What is needed: Transcribe the records that follow, preserving every word.

++++++++++++++++++++

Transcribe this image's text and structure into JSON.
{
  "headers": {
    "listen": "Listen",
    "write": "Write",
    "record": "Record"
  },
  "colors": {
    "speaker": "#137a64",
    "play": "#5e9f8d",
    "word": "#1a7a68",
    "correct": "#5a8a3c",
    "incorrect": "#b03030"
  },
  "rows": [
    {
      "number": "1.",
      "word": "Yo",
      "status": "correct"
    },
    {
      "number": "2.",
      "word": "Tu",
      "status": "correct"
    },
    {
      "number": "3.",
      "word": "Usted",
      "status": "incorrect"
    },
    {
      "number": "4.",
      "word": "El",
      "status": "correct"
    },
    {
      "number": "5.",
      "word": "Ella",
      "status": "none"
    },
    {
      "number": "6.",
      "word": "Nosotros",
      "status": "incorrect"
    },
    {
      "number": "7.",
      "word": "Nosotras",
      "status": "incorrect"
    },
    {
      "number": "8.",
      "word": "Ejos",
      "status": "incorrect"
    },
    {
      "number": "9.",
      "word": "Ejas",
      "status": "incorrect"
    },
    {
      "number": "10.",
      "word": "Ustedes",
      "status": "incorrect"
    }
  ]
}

++++++++++++++++++++

Answer for this exercise:
Transcribe this image's text and structure into JSON.
{
  "headers": {
    "listen": "Listen",
    "write": "Write",
    "record": "Record"
  },
  "colors": {
    "speaker": "#137a64",
    "play": "#5e9f8d",
    "word": "#1a7a68",
    "correct": "#5a8a3c",
    "incorrect": "#b03030"
  },
  "rows": [
    {
      "number": "1.",
      "word": "Yo",
      "status": "correct"
    },
    {
      "number": "2.",
      "word": "Tu",
      "status": "correct"
    },
    {
      "number": "3.",
      "word": "Usted",
      "status": "incorrect"
    },
    {
      "number": "4.",
      "word": "El",
      "status": "correct"
    },
    {
      "number": "5.",
      "word": "Ella",
      "status": "none"
    },
    {
      "number": "6.",
      "word": "Nosotros",
      "status": "incorrect"
    },
    {
      "number": "7.",
      "word": "Nosotras",
      "status": "incorrect"
    },
    {
      "number": "8.",
      "word": "Ejos",
      "status": "incorrect"
    },
    {
      "number": "9.",
      "word": "Ejas",
      "status": "incorrect"
    },
    {
      "number": "10.",
      "word": "Ustedes",
      "status": "incorrect"
    }
  ]
}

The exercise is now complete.